*Raw data*
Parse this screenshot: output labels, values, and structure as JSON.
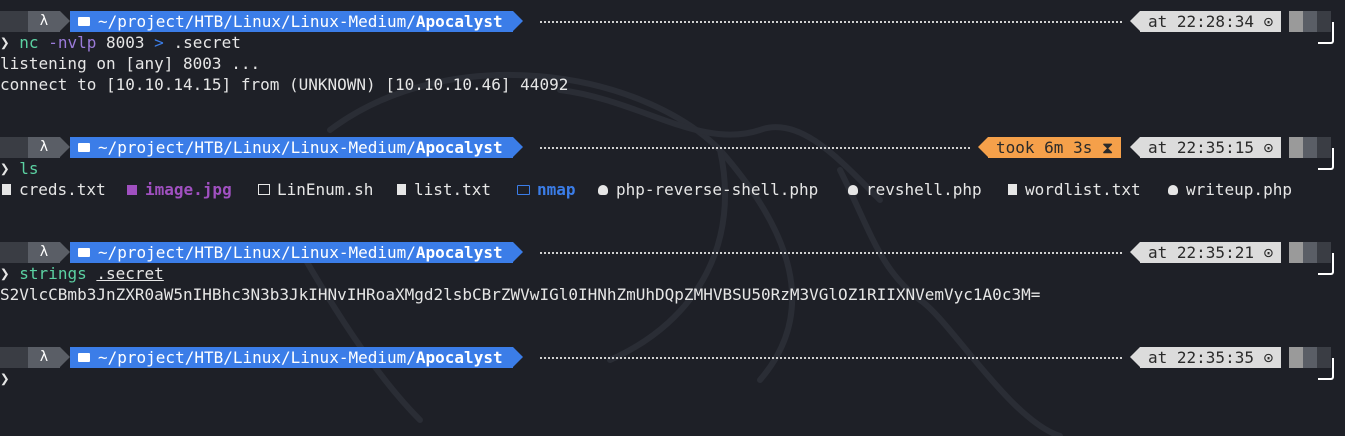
{
  "prompt_symbol": "❯",
  "blocks": [
    {
      "lambda": "λ",
      "path_prefix": "~/project/HTB/Linux/Linux-Medium/",
      "path_dir": "Apocalyst",
      "time": "at 22:28:34 ⊙",
      "command": {
        "name": "nc",
        "flags": "-nvlp",
        "arg": "8003",
        "redirect": ">",
        "target": ".secret"
      },
      "output": [
        "listening on [any] 8003 ...",
        "connect to [10.10.14.15] from (UNKNOWN) [10.10.10.46] 44092"
      ]
    },
    {
      "lambda": "λ",
      "path_prefix": "~/project/HTB/Linux/Linux-Medium/",
      "path_dir": "Apocalyst",
      "took": "took 6m 3s ⧗",
      "time": "at 22:35:15 ⊙",
      "command": {
        "name": "ls"
      },
      "listing": [
        {
          "name": "creds.txt",
          "icon": "file-icon",
          "kind": "file"
        },
        {
          "name": "image.jpg",
          "icon": "image-icon",
          "kind": "image"
        },
        {
          "name": "LinEnum.sh",
          "icon": "terminal-icon",
          "kind": "file"
        },
        {
          "name": "list.txt",
          "icon": "file-icon",
          "kind": "file"
        },
        {
          "name": "nmap",
          "icon": "folder-open-icon",
          "kind": "dir"
        },
        {
          "name": "php-reverse-shell.php",
          "icon": "php-elephant-icon",
          "kind": "file"
        },
        {
          "name": "revshell.php",
          "icon": "php-elephant-icon",
          "kind": "file"
        },
        {
          "name": "wordlist.txt",
          "icon": "file-icon",
          "kind": "file"
        },
        {
          "name": "writeup.php",
          "icon": "php-elephant-icon",
          "kind": "file"
        }
      ]
    },
    {
      "lambda": "λ",
      "path_prefix": "~/project/HTB/Linux/Linux-Medium/",
      "path_dir": "Apocalyst",
      "time": "at 22:35:21 ⊙",
      "command": {
        "name": "strings",
        "target": ".secret"
      },
      "output": [
        "S2VlcCBmb3JnZXR0aW5nIHBhc3N3b3JkIHNvIHRoaXMgd2lsbCBrZWVwIGl0IHNhZmUhDQpZMHVBSU50RzM3VGlOZ1RIIXNVemVyc1A0c3M="
      ]
    },
    {
      "lambda": "λ",
      "path_prefix": "~/project/HTB/Linux/Linux-Medium/",
      "path_dir": "Apocalyst",
      "time": "at 22:35:35 ⊙"
    }
  ],
  "colors": {
    "background": "#1e2027",
    "path_segment": "#3b7de8",
    "time_segment": "#dcdcdc",
    "took_segment": "#f5a04a",
    "command": "#5bd1a2",
    "flag": "#9b7bd9"
  }
}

*Given task*
Scan the listing above for the word "image" and copy every line that holds it.

*Written response*
          "name": "image.jpg",
          "icon": "image-icon",
          "kind": "image"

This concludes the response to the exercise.